## [Given request]
Return every record verbatim.

══ Stored rows ══

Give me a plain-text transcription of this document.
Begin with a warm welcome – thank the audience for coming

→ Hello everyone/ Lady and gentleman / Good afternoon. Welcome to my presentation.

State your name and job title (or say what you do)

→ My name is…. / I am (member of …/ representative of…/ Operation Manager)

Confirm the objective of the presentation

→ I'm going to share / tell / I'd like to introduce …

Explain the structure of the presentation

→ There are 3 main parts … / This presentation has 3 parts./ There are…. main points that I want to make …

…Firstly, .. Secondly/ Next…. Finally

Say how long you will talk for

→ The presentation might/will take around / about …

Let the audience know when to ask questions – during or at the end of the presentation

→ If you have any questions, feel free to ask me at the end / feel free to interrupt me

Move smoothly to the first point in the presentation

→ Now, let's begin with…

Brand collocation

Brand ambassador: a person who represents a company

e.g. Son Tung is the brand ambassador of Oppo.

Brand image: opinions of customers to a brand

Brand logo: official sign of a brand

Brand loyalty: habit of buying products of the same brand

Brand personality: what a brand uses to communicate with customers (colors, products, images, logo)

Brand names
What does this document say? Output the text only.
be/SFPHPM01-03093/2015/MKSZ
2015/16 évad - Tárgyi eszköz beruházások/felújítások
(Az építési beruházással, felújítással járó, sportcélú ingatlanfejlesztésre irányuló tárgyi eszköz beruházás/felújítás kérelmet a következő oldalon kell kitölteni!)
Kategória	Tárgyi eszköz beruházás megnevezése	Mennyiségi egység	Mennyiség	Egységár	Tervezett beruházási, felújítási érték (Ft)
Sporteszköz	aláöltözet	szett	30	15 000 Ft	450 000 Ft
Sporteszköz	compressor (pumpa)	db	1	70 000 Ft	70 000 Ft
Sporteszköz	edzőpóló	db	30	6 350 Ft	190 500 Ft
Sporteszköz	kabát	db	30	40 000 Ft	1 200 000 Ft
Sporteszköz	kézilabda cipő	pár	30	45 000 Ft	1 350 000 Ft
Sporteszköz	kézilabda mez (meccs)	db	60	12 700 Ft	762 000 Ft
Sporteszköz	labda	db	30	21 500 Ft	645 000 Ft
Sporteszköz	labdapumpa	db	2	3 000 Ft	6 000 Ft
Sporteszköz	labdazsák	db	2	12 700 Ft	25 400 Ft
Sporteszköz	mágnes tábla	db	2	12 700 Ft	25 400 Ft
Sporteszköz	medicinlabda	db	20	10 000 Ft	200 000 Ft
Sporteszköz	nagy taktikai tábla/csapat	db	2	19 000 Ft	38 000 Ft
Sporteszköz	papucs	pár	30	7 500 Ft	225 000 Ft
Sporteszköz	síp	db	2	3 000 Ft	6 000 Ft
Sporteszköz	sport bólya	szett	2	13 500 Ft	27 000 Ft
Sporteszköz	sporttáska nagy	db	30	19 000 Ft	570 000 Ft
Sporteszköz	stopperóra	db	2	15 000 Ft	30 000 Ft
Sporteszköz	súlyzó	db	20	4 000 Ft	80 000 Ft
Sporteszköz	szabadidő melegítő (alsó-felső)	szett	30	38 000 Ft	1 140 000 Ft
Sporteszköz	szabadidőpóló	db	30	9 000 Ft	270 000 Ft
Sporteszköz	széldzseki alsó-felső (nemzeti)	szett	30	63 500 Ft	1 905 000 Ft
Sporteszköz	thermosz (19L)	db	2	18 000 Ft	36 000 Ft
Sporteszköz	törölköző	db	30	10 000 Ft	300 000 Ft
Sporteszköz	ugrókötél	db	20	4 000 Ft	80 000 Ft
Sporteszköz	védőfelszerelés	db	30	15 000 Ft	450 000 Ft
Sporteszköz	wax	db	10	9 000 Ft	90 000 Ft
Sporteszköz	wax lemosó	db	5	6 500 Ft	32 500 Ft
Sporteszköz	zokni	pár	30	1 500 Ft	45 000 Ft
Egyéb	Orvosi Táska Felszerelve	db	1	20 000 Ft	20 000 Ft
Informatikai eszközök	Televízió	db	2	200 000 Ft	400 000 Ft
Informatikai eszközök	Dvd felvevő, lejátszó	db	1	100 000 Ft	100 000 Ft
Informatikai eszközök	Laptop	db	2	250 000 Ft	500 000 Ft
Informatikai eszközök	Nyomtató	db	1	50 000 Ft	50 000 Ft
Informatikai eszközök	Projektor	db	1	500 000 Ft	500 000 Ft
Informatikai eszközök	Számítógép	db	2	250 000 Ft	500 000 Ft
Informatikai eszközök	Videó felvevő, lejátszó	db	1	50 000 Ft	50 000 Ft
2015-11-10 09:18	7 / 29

═══

## [Response]
Give me a plain-text transcription of this document.
Begin with a warm welcome – thank the audience for coming

→ Hello everyone/ Lady and gentleman / Good afternoon. Welcome to my presentation.

State your name and job title (or say what you do)

→ My name is…. / I am (member of …/ representative of…/ Operation Manager)

Confirm the objective of the presentation

→ I'm going to share / tell / I'd like to introduce …

Explain the structure of the presentation

→ There are 3 main parts … / This presentation has 3 parts./ There are…. main points that I want to make …

…Firstly, .. Secondly/ Next…. Finally

Say how long you will talk for

→ The presentation might/will take around / about …

Let the audience know when to ask questions – during or at the end of the presentation

→ If you have any questions, feel free to ask me at the end / feel free to interrupt me

Move smoothly to the first point in the presentation

→ Now, let's begin with…

Brand collocation

Brand ambassador: a person who represents a company

e.g. Son Tung is the brand ambassador of Oppo.

Brand image: opinions of customers to a brand

Brand logo: official sign of a brand

Brand loyalty: habit of buying products of the same brand

Brand personality: what a brand uses to communicate with customers (colors, products, images, logo)

Brand names
What does this document say? Output the text only.
be/SFPHPM01-03093/2015/MKSZ
2015/16 évad - Tárgyi eszköz beruházások/felújítások
(Az építési beruházással, felújítással járó, sportcélú ingatlanfejlesztésre irányuló tárgyi eszköz beruházás/felújítás kérelmet a következő oldalon kell kitölteni!)
Kategória	Tárgyi eszköz beruházás megnevezése	Mennyiségi egység	Mennyiség	Egységár	Tervezett beruházási, felújítási érték (Ft)
Sporteszköz	aláöltözet	szett	30	15 000 Ft	450 000 Ft
Sporteszköz	compressor (pumpa)	db	1	70 000 Ft	70 000 Ft
Sporteszköz	edzőpóló	db	30	6 350 Ft	190 500 Ft
Sporteszköz	kabát	db	30	40 000 Ft	1 200 000 Ft
Sporteszköz	kézilabda cipő	pár	30	45 000 Ft	1 350 000 Ft
Sporteszköz	kézilabda mez (meccs)	db	60	12 700 Ft	762 000 Ft
Sporteszköz	labda	db	30	21 500 Ft	645 000 Ft
Sporteszköz	labdapumpa	db	2	3 000 Ft	6 000 Ft
Sporteszköz	labdazsák	db	2	12 700 Ft	25 400 Ft
Sporteszköz	mágnes tábla	db	2	12 700 Ft	25 400 Ft
Sporteszköz	medicinlabda	db	20	10 000 Ft	200 000 Ft
Sporteszköz	nagy taktikai tábla/csapat	db	2	19 000 Ft	38 000 Ft
Sporteszköz	papucs	pár	30	7 500 Ft	225 000 Ft
Sporteszköz	síp	db	2	3 000 Ft	6 000 Ft
Sporteszköz	sport bólya	szett	2	13 500 Ft	27 000 Ft
Sporteszköz	sporttáska nagy	db	30	19 000 Ft	570 000 Ft
Sporteszköz	stopperóra	db	2	15 000 Ft	30 000 Ft
Sporteszköz	súlyzó	db	20	4 000 Ft	80 000 Ft
Sporteszköz	szabadidő melegítő (alsó-felső)	szett	30	38 000 Ft	1 140 000 Ft
Sporteszköz	szabadidőpóló	db	30	9 000 Ft	270 000 Ft
Sporteszköz	széldzseki alsó-felső (nemzeti)	szett	30	63 500 Ft	1 905 000 Ft
Sporteszköz	thermosz (19L)	db	2	18 000 Ft	36 000 Ft
Sporteszköz	törölköző	db	30	10 000 Ft	300 000 Ft
Sporteszköz	ugrókötél	db	20	4 000 Ft	80 000 Ft
Sporteszköz	védőfelszerelés	db	30	15 000 Ft	450 000 Ft
Sporteszköz	wax	db	10	9 000 Ft	90 000 Ft
Sporteszköz	wax lemosó	db	5	6 500 Ft	32 500 Ft
Sporteszköz	zokni	pár	30	1 500 Ft	45 000 Ft
Egyéb	Orvosi Táska Felszerelve	db	1	20 000 Ft	20 000 Ft
Informatikai eszközök	Televízió	db	2	200 000 Ft	400 000 Ft
Informatikai eszközök	Dvd felvevő, lejátszó	db	1	100 000 Ft	100 000 Ft
Informatikai eszközök	Laptop	db	2	250 000 Ft	500 000 Ft
Informatikai eszközök	Nyomtató	db	1	50 000 Ft	50 000 Ft
Informatikai eszközök	Projektor	db	1	500 000 Ft	500 000 Ft
Informatikai eszközök	Számítógép	db	2	250 000 Ft	500 000 Ft
Informatikai eszközök	Videó felvevő, lejátszó	db	1	50 000 Ft	50 000 Ft
2015-11-10 09:18	7 / 29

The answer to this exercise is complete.